*DATA RECORDS*:
..........

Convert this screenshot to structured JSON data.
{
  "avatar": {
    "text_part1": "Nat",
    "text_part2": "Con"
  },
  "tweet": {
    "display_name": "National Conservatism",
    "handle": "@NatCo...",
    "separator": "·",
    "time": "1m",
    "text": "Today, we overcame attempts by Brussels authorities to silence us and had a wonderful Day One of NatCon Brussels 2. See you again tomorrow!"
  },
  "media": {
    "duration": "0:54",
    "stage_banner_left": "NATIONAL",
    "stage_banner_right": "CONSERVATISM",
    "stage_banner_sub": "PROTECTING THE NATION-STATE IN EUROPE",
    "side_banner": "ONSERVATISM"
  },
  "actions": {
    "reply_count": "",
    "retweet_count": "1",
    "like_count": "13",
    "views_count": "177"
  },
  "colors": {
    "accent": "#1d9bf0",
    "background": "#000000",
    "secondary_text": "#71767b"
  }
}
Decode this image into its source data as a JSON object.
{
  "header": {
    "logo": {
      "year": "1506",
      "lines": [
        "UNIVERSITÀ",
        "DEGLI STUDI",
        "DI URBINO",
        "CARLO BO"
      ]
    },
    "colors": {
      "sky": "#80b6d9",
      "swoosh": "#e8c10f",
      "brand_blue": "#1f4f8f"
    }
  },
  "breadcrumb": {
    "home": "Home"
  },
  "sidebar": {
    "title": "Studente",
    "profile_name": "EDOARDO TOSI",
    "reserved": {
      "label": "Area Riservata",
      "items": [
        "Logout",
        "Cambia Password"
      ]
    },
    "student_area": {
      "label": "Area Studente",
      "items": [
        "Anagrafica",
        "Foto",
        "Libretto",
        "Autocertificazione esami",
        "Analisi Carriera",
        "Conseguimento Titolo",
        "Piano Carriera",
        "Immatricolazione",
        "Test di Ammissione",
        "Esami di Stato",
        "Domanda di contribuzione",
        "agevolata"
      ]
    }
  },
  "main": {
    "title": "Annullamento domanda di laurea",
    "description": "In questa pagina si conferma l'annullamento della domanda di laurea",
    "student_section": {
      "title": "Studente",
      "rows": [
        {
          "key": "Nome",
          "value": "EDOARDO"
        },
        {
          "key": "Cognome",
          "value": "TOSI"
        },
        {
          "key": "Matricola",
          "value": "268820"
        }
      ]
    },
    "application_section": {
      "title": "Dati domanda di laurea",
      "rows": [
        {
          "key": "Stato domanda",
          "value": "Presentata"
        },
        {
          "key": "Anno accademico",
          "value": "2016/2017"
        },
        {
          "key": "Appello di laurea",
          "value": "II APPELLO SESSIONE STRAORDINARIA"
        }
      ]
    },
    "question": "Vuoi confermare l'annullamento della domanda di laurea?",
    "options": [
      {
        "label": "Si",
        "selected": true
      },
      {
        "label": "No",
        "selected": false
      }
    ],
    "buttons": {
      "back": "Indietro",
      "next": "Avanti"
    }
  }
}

..........

*WHAT IS EXPECTED*:
Extract every entry in the listing word for word.

*TASK RESPONSE*:
Convert this screenshot to structured JSON data.
{
  "avatar": {
    "text_part1": "Nat",
    "text_part2": "Con"
  },
  "tweet": {
    "display_name": "National Conservatism",
    "handle": "@NatCo...",
    "separator": "·",
    "time": "1m",
    "text": "Today, we overcame attempts by Brussels authorities to silence us and had a wonderful Day One of NatCon Brussels 2. See you again tomorrow!"
  },
  "media": {
    "duration": "0:54",
    "stage_banner_left": "NATIONAL",
    "stage_banner_right": "CONSERVATISM",
    "stage_banner_sub": "PROTECTING THE NATION-STATE IN EUROPE",
    "side_banner": "ONSERVATISM"
  },
  "actions": {
    "reply_count": "",
    "retweet_count": "1",
    "like_count": "13",
    "views_count": "177"
  },
  "colors": {
    "accent": "#1d9bf0",
    "background": "#000000",
    "secondary_text": "#71767b"
  }
}
Decode this image into its source data as a JSON object.
{
  "header": {
    "logo": {
      "year": "1506",
      "lines": [
        "UNIVERSITÀ",
        "DEGLI STUDI",
        "DI URBINO",
        "CARLO BO"
      ]
    },
    "colors": {
      "sky": "#80b6d9",
      "swoosh": "#e8c10f",
      "brand_blue": "#1f4f8f"
    }
  },
  "breadcrumb": {
    "home": "Home"
  },
  "sidebar": {
    "title": "Studente",
    "profile_name": "EDOARDO TOSI",
    "reserved": {
      "label": "Area Riservata",
      "items": [
        "Logout",
        "Cambia Password"
      ]
    },
    "student_area": {
      "label": "Area Studente",
      "items": [
        "Anagrafica",
        "Foto",
        "Libretto",
        "Autocertificazione esami",
        "Analisi Carriera",
        "Conseguimento Titolo",
        "Piano Carriera",
        "Immatricolazione",
        "Test di Ammissione",
        "Esami di Stato",
        "Domanda di contribuzione",
        "agevolata"
      ]
    }
  },
  "main": {
    "title": "Annullamento domanda di laurea",
    "description": "In questa pagina si conferma l'annullamento della domanda di laurea",
    "student_section": {
      "title": "Studente",
      "rows": [
        {
          "key": "Nome",
          "value": "EDOARDO"
        },
        {
          "key": "Cognome",
          "value": "TOSI"
        },
        {
          "key": "Matricola",
          "value": "268820"
        }
      ]
    },
    "application_section": {
      "title": "Dati domanda di laurea",
      "rows": [
        {
          "key": "Stato domanda",
          "value": "Presentata"
        },
        {
          "key": "Anno accademico",
          "value": "2016/2017"
        },
        {
          "key": "Appello di laurea",
          "value": "II APPELLO SESSIONE STRAORDINARIA"
        }
      ]
    },
    "question": "Vuoi confermare l'annullamento della domanda di laurea?",
    "options": [
      {
        "label": "Si",
        "selected": true
      },
      {
        "label": "No",
        "selected": false
      }
    ],
    "buttons": {
      "back": "Indietro",
      "next": "Avanti"
    }
  }
}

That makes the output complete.